#### Given instruction:
Among the records below, find each line that includes the string "icon" and copy it.

------------------------

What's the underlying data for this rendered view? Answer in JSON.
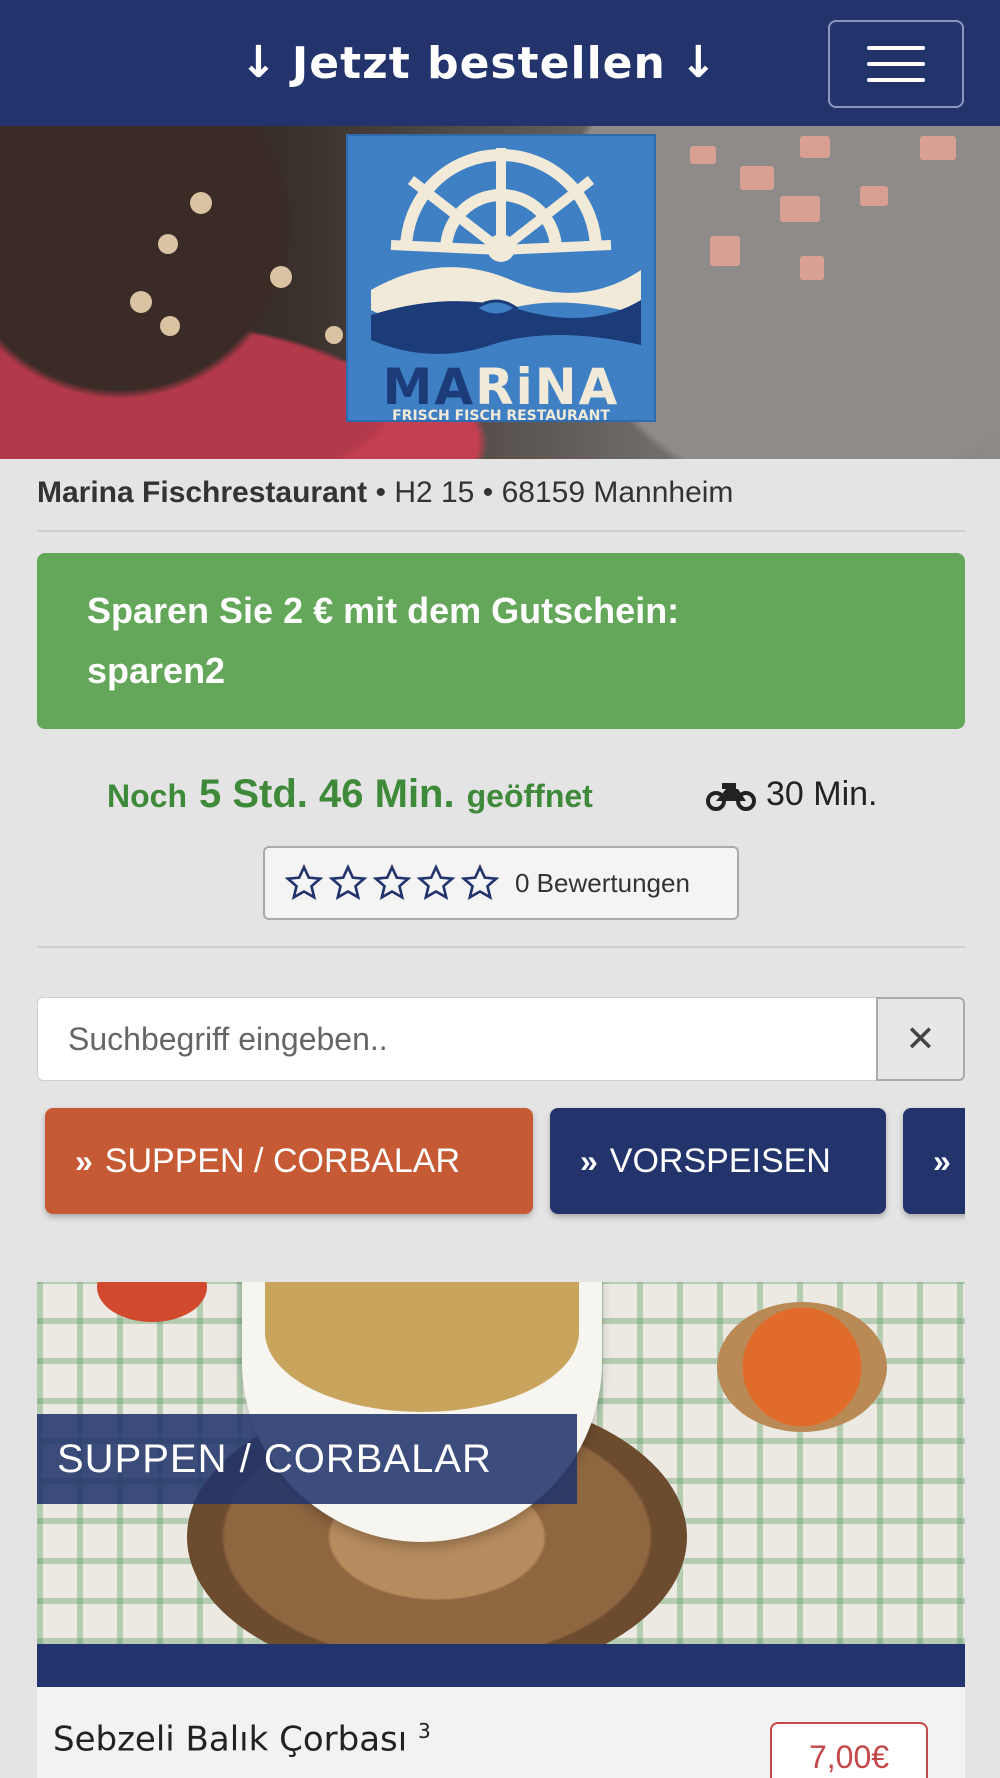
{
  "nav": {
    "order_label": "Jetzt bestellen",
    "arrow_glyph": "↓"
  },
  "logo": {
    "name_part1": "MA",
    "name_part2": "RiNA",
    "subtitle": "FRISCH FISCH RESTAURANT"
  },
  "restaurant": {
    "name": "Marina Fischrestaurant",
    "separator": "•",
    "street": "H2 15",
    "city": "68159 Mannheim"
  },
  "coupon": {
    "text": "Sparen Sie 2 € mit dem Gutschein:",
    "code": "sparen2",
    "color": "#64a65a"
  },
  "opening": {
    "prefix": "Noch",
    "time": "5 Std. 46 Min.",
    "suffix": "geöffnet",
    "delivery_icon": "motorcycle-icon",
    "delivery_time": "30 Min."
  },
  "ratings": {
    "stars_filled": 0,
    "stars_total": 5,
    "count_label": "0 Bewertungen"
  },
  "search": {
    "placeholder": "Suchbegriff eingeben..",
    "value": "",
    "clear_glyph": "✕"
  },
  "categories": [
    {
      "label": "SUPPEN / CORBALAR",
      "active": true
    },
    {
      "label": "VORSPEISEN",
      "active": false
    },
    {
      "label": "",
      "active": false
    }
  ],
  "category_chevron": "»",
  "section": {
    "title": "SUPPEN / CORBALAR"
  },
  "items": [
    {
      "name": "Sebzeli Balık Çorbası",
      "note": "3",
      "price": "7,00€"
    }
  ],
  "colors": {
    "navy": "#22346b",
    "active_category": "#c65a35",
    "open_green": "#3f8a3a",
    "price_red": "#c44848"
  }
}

------------------------

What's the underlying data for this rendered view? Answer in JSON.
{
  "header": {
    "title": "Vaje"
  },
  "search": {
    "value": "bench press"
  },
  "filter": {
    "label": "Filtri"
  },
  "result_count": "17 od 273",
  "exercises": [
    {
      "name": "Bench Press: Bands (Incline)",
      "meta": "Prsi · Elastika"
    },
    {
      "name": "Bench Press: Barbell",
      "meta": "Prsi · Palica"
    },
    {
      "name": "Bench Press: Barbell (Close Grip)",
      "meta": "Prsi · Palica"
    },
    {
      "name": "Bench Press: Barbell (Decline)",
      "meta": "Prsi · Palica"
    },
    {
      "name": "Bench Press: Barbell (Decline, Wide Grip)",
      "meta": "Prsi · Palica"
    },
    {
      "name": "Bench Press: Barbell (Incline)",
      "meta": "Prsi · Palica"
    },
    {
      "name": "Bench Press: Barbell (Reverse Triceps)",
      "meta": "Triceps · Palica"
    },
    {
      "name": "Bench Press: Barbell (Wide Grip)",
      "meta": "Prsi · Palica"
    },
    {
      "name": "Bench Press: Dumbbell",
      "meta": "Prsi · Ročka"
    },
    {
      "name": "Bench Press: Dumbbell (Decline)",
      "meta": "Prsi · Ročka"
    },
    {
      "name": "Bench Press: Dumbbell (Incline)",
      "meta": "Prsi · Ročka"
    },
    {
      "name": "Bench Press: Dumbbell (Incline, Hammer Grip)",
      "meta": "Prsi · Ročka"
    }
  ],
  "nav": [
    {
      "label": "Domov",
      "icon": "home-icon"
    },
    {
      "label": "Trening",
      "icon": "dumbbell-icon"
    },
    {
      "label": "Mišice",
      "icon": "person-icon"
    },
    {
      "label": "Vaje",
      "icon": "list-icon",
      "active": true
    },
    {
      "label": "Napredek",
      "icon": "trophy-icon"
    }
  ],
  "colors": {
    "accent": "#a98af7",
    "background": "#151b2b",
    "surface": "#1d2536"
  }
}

------------------------

#### Response to the task:
    "delivery_icon": "motorcycle-icon",
      "icon": "home-icon"
      "icon": "dumbbell-icon"
      "icon": "person-icon"
      "icon": "list-icon",
      "icon": "trophy-icon"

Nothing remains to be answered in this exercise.